- _待辦事項_:
(1) 請根據獸圈討論串回答：
(a) omega 所說的「一般的人」指的是哪些人？
(b) 天牙 狼對同學說狼是什麼？
(c) 鵺影認為大人會把他們看成什麼？
(2) 延續獸圈討論串，接著鴻虎那則回覆的最後一句往下寫。

- _文字摘錄_:
━━━━━━━━━━━━━━━━━━━━━━━━━━━━━━
#  > 【月之花海】獸迷、毛毛、Furry討論區 >  > 獸話題討論 >  >  一般的人會怎麼看待獸圈呢

## omega

如題，一般的人會怎麼看待獸圈呢？

一般的人就是不是獸迷的啦。

----------


## 天牙  狼

呃
我同學好像不認同我
我說狼是高等生物
他們說我是色狼(x的勒～去死吧)
喔不
反正我身邊的人都不認同
唉
狼哪裡邪惡啦
你們這些不懂的笨蛋
滾邊去吧

----------


## 鵺影

在對方不了解且講解無用的前提下...

小孩子會把我們當作怪獸俱樂部的同好，
大人會覺得我們是戀獸癖。

以上雖然殘酷，
但是一般人對於不熟悉且不認同的事物多半是鄙視的，
這種惡習更是根深柢固。

----------


## 鴻虎

我覺得如果不是真的很喜歡的話....
━━━━━━━━━━━━━━━━━━━━━━━━━━━━━━
- _提供資料_:

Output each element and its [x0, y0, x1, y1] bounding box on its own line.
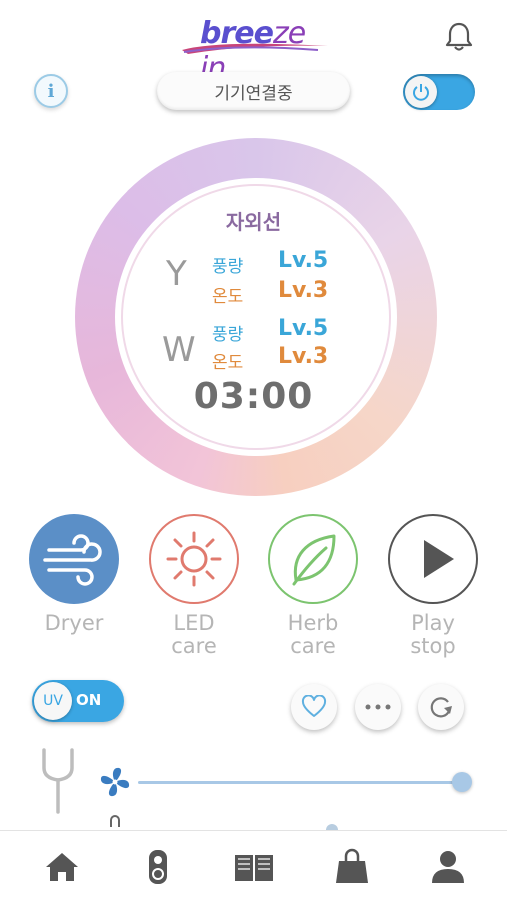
━━━━━━━━━━━━━━━━━━━━━━━━━━━━━━
- _依序結果_:
(1)
(a) 不是獸迷的人。
(b) 高等生物。
(c) 戀獸癖。

(2)
通常應該對這方面沒興趣吧....
畢竟我們是處在"人類"的環境下



希望下輩子投胎變成獸人活在獸人的世界  :onion_61:

----------


## 光狼

一般的人看獸圈嘛.............


只能說像:

貝多芬看愛迪生的腦袋

==============
不明白和不理解.......
但有的也可能會接受吧.....

應該不是所有人都仇是獸圈吧....

----------


## 神原明野

我們有同學居然直接寫成這樣……


獸人控(獸迷)＝GAY


你聽誰說的 :狐狸超不爽: 


不過很多的原因都是因為一般見到的獸人(或獸)以雄性居多

----------


## huxanya

一般的人看待獸圈
大概會覺得沒啥興趣
也會覺得奇怪
有時候甚至認為幼稚(?)
反正就是很難認同...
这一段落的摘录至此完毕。